_Job_
Scan the listing below and copy every line holding "they".

[A block of data]
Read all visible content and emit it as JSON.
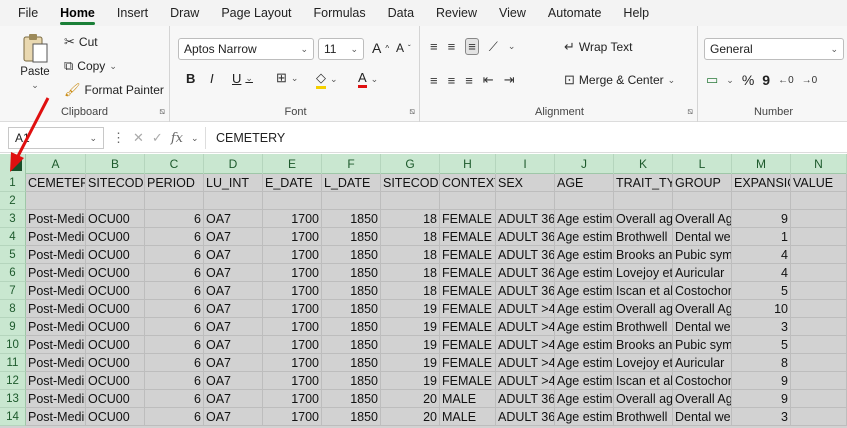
{
  "menu": [
    "File",
    "Home",
    "Insert",
    "Draw",
    "Page Layout",
    "Formulas",
    "Data",
    "Review",
    "View",
    "Automate",
    "Help"
  ],
  "ribbon": {
    "clipboard": {
      "paste": "Paste",
      "cut": "Cut",
      "copy": "Copy",
      "format_painter": "Format Painter",
      "label": "Clipboard"
    },
    "font": {
      "name": "Aptos Narrow",
      "size": "11",
      "bold": "B",
      "italic": "I",
      "underline": "U",
      "grow": "A",
      "shrink": "A",
      "font_color": "A",
      "label": "Font"
    },
    "alignment": {
      "wrap_text": "Wrap Text",
      "merge_center": "Merge & Center",
      "label": "Alignment"
    },
    "number": {
      "format": "General",
      "percent": "%",
      "comma": "9",
      "label": "Number"
    }
  },
  "formula_bar": {
    "name_box": "A1",
    "fx": "fx",
    "content": "CEMETERY"
  },
  "columns": [
    "A",
    "B",
    "C",
    "D",
    "E",
    "F",
    "G",
    "H",
    "I",
    "J",
    "K",
    "L",
    "M",
    "N"
  ],
  "rows": [
    {
      "n": "1",
      "cells": [
        "CEMETERY",
        "SITECODE",
        "PERIOD",
        "LU_INT",
        "E_DATE",
        "L_DATE",
        "SITECODE",
        "CONTEXT",
        "SEX",
        "AGE",
        "TRAIT_TYP",
        "GROUP",
        "EXPANSIO",
        "VALUE"
      ]
    },
    {
      "n": "2",
      "cells": [
        "",
        "",
        "",
        "",
        "",
        "",
        "",
        "",
        "",
        "",
        "",
        "",
        "",
        ""
      ]
    },
    {
      "n": "3",
      "cells": [
        "Post-Medi",
        "OCU00",
        "6",
        "OA7",
        "1700",
        "1850",
        "18",
        "FEMALE",
        "ADULT 36-",
        "Age estim",
        "Overall ag",
        "Overall Ag",
        "9",
        ""
      ]
    },
    {
      "n": "4",
      "cells": [
        "Post-Medi",
        "OCU00",
        "6",
        "OA7",
        "1700",
        "1850",
        "18",
        "FEMALE",
        "ADULT 36-",
        "Age estim",
        "Brothwell",
        "Dental we",
        "1",
        ""
      ]
    },
    {
      "n": "5",
      "cells": [
        "Post-Medi",
        "OCU00",
        "6",
        "OA7",
        "1700",
        "1850",
        "18",
        "FEMALE",
        "ADULT 36-",
        "Age estim",
        "Brooks an",
        "Pubic sym",
        "4",
        ""
      ]
    },
    {
      "n": "6",
      "cells": [
        "Post-Medi",
        "OCU00",
        "6",
        "OA7",
        "1700",
        "1850",
        "18",
        "FEMALE",
        "ADULT 36-",
        "Age estim",
        "Lovejoy et",
        "Auricular",
        "4",
        ""
      ]
    },
    {
      "n": "7",
      "cells": [
        "Post-Medi",
        "OCU00",
        "6",
        "OA7",
        "1700",
        "1850",
        "18",
        "FEMALE",
        "ADULT 36-",
        "Age estim",
        "Iscan et al",
        "Costochor",
        "5",
        ""
      ]
    },
    {
      "n": "8",
      "cells": [
        "Post-Medi",
        "OCU00",
        "6",
        "OA7",
        "1700",
        "1850",
        "19",
        "FEMALE",
        "ADULT >46",
        "Age estim",
        "Overall ag",
        "Overall Ag",
        "10",
        ""
      ]
    },
    {
      "n": "9",
      "cells": [
        "Post-Medi",
        "OCU00",
        "6",
        "OA7",
        "1700",
        "1850",
        "19",
        "FEMALE",
        "ADULT >46",
        "Age estim",
        "Brothwell",
        "Dental we",
        "3",
        ""
      ]
    },
    {
      "n": "10",
      "cells": [
        "Post-Medi",
        "OCU00",
        "6",
        "OA7",
        "1700",
        "1850",
        "19",
        "FEMALE",
        "ADULT >46",
        "Age estim",
        "Brooks an",
        "Pubic sym",
        "5",
        ""
      ]
    },
    {
      "n": "11",
      "cells": [
        "Post-Medi",
        "OCU00",
        "6",
        "OA7",
        "1700",
        "1850",
        "19",
        "FEMALE",
        "ADULT >46",
        "Age estim",
        "Lovejoy et",
        "Auricular",
        "8",
        ""
      ]
    },
    {
      "n": "12",
      "cells": [
        "Post-Medi",
        "OCU00",
        "6",
        "OA7",
        "1700",
        "1850",
        "19",
        "FEMALE",
        "ADULT >46",
        "Age estim",
        "Iscan et al",
        "Costochor",
        "9",
        ""
      ]
    },
    {
      "n": "13",
      "cells": [
        "Post-Medi",
        "OCU00",
        "6",
        "OA7",
        "1700",
        "1850",
        "20",
        "MALE",
        "ADULT 36-",
        "Age estim",
        "Overall ag",
        "Overall Ag",
        "9",
        ""
      ]
    },
    {
      "n": "14",
      "cells": [
        "Post-Medi",
        "OCU00",
        "6",
        "OA7",
        "1700",
        "1850",
        "20",
        "MALE",
        "ADULT 36-",
        "Age estim",
        "Brothwell",
        "Dental we",
        "3",
        ""
      ]
    }
  ],
  "colors": {
    "header_bg": "#c9e7d0",
    "selection_bg": "#d2d2d2",
    "accent": "#1a7f37",
    "annotation": "#e01010"
  }
}
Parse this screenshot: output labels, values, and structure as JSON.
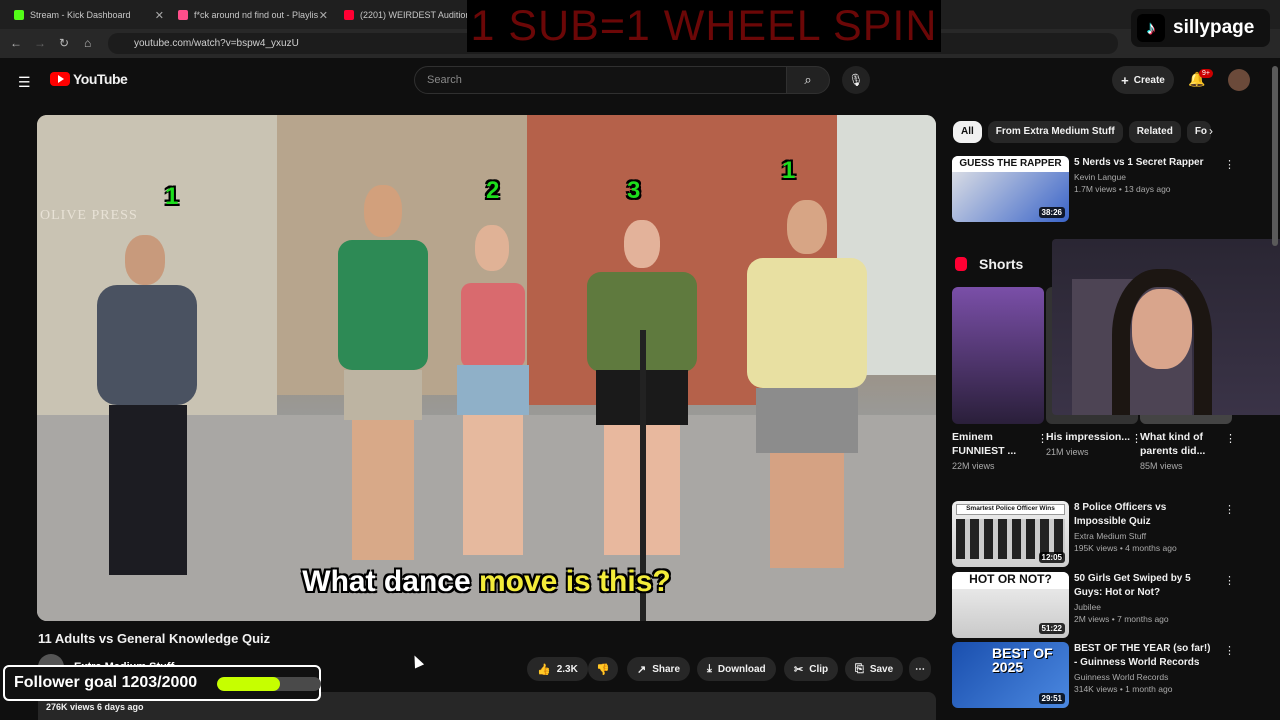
{
  "browser": {
    "tabs": [
      {
        "label": "Stream - Kick Dashboard",
        "color": "#53fc18"
      },
      {
        "label": "f*ck around nd find out - Playlis",
        "color": "#ff4e8a"
      },
      {
        "label": "(2201) WEIRDEST Auditions T",
        "color": "#ff0033"
      }
    ],
    "url": "youtube.com/watch?v=bspw4_yxuzU"
  },
  "overlay": {
    "banner": "1 SUB=1 WHEEL SPIN",
    "tiktok_name": "sillypage",
    "follower_goal_label": "Follower goal 1203/2000",
    "follower_progress": 0.6015
  },
  "header": {
    "logo_text": "YouTube",
    "search_placeholder": "Search",
    "create_label": "Create",
    "notif_badge": "9+"
  },
  "video": {
    "sign_text": "OLIVE PRESS",
    "tags": [
      "1",
      "2",
      "3",
      "1"
    ],
    "caption_pre": "What dance ",
    "caption_hl": "move is this?",
    "title": "11 Adults vs General Knowledge Quiz",
    "channel": "Extra Medium Stuff",
    "likes": "2.3K",
    "share_label": "Share",
    "download_label": "Download",
    "clip_label": "Clip",
    "save_label": "Save",
    "views_meta": "276K views  6 days ago"
  },
  "chips": [
    "All",
    "From Extra Medium Stuff",
    "Related",
    "Fo"
  ],
  "recommendations": [
    {
      "title": "5 Nerds vs 1 Secret Rapper",
      "channel": "Kevin Langue",
      "views": "1.7M views • 13 days ago",
      "duration": "38:26",
      "thumb_text": "GUESS THE RAPPER"
    },
    {
      "title": "8 Police Officers vs Impossible Quiz",
      "channel": "Extra Medium Stuff",
      "views": "195K views • 4 months ago",
      "duration": "12:05",
      "thumb_text": "Smartest Police Officer Wins"
    },
    {
      "title": "50 Girls Get Swiped by 5 Guys: Hot or Not?",
      "channel": "Jubilee",
      "views": "2M views • 7 months ago",
      "duration": "51:22",
      "thumb_text": "HOT OR NOT?"
    },
    {
      "title": "BEST OF THE YEAR (so far!) - Guinness World Records",
      "channel": "Guinness World Records",
      "views": "314K views • 1 month ago",
      "duration": "29:51",
      "thumb_text": "BEST OF 2025"
    }
  ],
  "shorts": {
    "heading": "Shorts",
    "items": [
      {
        "title": "Eminem FUNNIEST ...",
        "views": "22M views"
      },
      {
        "title": "His impression...",
        "views": "21M views"
      },
      {
        "title": "What kind of parents did...",
        "views": "85M views"
      }
    ]
  }
}
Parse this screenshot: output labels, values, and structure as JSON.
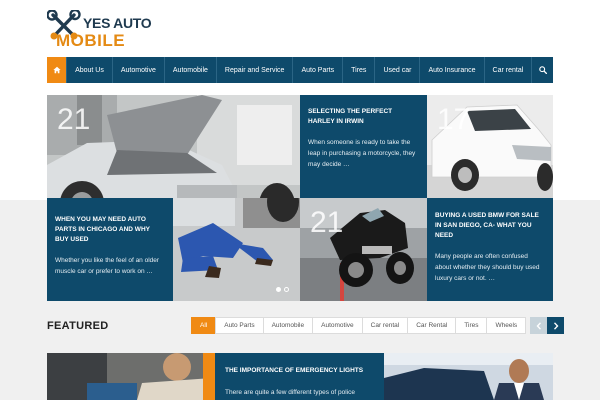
{
  "brand": {
    "line1": "YES AUTO",
    "line2": "MOBILE",
    "icon": "wrench-cross-icon",
    "colors": {
      "navy": "#0e4a6b",
      "orange": "#f08a14",
      "logo_text": "#1f3a4f",
      "logo_accent": "#e48a14"
    }
  },
  "nav": {
    "home_icon": "home-icon",
    "items": [
      "About Us",
      "Automotive",
      "Automobile",
      "Repair and Service",
      "Auto Parts",
      "Tires",
      "Used car",
      "Auto Insurance",
      "Car rental"
    ],
    "search_icon": "search-icon"
  },
  "grid": {
    "tile1": {
      "number": "21",
      "image": "mechanic-under-open-hood"
    },
    "tile2": {
      "title": "SELECTING THE PERFECT HARLEY IN IRWIN",
      "excerpt": "When someone is ready to take the leap in purchasing a motorcycle, they may decide …"
    },
    "tile3": {
      "number": "17",
      "image": "white-sedan"
    },
    "tile4": {
      "title": "WHEN YOU MAY NEED AUTO PARTS IN CHICAGO AND WHY BUY USED",
      "excerpt": "Whether you like the feel of an older muscle car or prefer to work on …"
    },
    "tile5": {
      "number": "21",
      "image": "black-motorcycle"
    },
    "tile6": {
      "title": "BUYING A USED BMW FOR SALE IN SAN DIEGO, CA- WHAT YOU NEED",
      "excerpt": "Many people are often confused about whether they should buy used luxury cars or not. …"
    },
    "slider_dots": 2,
    "active_dot": 0
  },
  "featured": {
    "title": "FEATURED",
    "tabs": [
      "All",
      "Auto Parts",
      "Automobile",
      "Automotive",
      "Car rental",
      "Car Rental",
      "Tires",
      "Wheels"
    ],
    "active_tab": "All",
    "prev_icon": "chevron-left-icon",
    "next_icon": "chevron-right-icon"
  },
  "bottom": {
    "center_title": "THE IMPORTANCE OF EMERGENCY LIGHTS",
    "center_excerpt": "There are quite a few different types of police"
  }
}
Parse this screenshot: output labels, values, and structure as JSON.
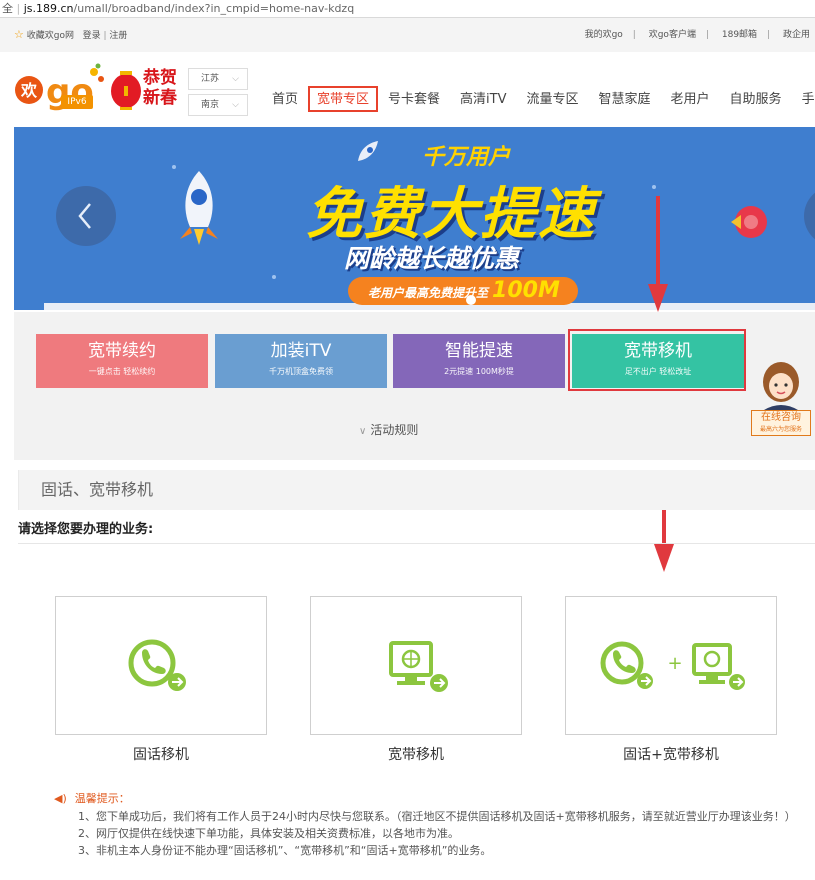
{
  "browser": {
    "prefix": "全",
    "url_host": "js.189.cn",
    "url_path": "/umall/broadband/index?in_cmpid=home-nav-kdzq"
  },
  "topbar": {
    "favorite": "收藏欢go网",
    "login": "登录",
    "register": "注册",
    "right_links": [
      "我的欢go",
      "欢go客户端",
      "189邮箱",
      "政企用"
    ]
  },
  "header": {
    "logo_text": "欢go",
    "logo_badge": "IPv6",
    "festival_text": [
      "恭贺",
      "新春"
    ],
    "province": "江苏",
    "city": "南京",
    "nav": [
      {
        "label": "首页",
        "active": false
      },
      {
        "label": "宽带专区",
        "active": true
      },
      {
        "label": "号卡套餐",
        "active": false
      },
      {
        "label": "高清iTV",
        "active": false
      },
      {
        "label": "流量专区",
        "active": false
      },
      {
        "label": "智慧家庭",
        "active": false
      },
      {
        "label": "老用户",
        "active": false
      },
      {
        "label": "自助服务",
        "active": false
      },
      {
        "label": "手机数码",
        "active": false
      }
    ]
  },
  "banner": {
    "top_line": "千万用户",
    "headline": "免费大提速",
    "line2": "网龄越长越优惠",
    "pill_text": "老用户最高免费提升至",
    "pill_big": "100M"
  },
  "activities": {
    "tiles": [
      {
        "title": "宽带续约",
        "subtitle": "一键点击 轻松续约",
        "color": "#ef7a7e"
      },
      {
        "title": "加装iTV",
        "subtitle": "千万机顶盒免费领",
        "color": "#6a9ed1"
      },
      {
        "title": "智能提速",
        "subtitle": "2元提速 100M秒提",
        "color": "#8467b9"
      },
      {
        "title": "宽带移机",
        "subtitle": "足不出户 轻松改址",
        "color": "#34c3a3"
      }
    ],
    "rules_label": "活动规则"
  },
  "consult": {
    "title": "在线咨询",
    "subtitle": "最高六为您服务"
  },
  "section": {
    "title": "固话、宽带移机",
    "prompt": "请选择您要办理的业务:"
  },
  "services": [
    {
      "label": "固话移机",
      "icon": "phone-move-icon"
    },
    {
      "label": "宽带移机",
      "icon": "computer-move-icon"
    },
    {
      "label": "固话+宽带移机",
      "icon": "phone-plus-computer-move-icon"
    }
  ],
  "tips": {
    "heading": "温馨提示：",
    "lines": [
      "1、您下单成功后，我们将有工作人员于24小时内尽快与您联系。（宿迁地区不提供固话移机及固话+宽带移机服务，请至就近营业厅办理该业务！）",
      "2、网厅仅提供在线快速下单功能，具体安装及相关资费标准，以各地市为准。",
      "3、非机主本人身份证不能办理“固话移机”、“宽带移机”和“固话+宽带移机”的业务。"
    ]
  },
  "colors": {
    "accent_red": "#e8412c",
    "icon_green": "#8cc63f",
    "annotation_red": "#e0393e"
  }
}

_Task response_
      "excerpt": "When someone is ready to take the leap in purchasing a motorcycle, they may decide …"
      "excerpt": "Many people are often confused about whether they should buy used luxury cars or not. …"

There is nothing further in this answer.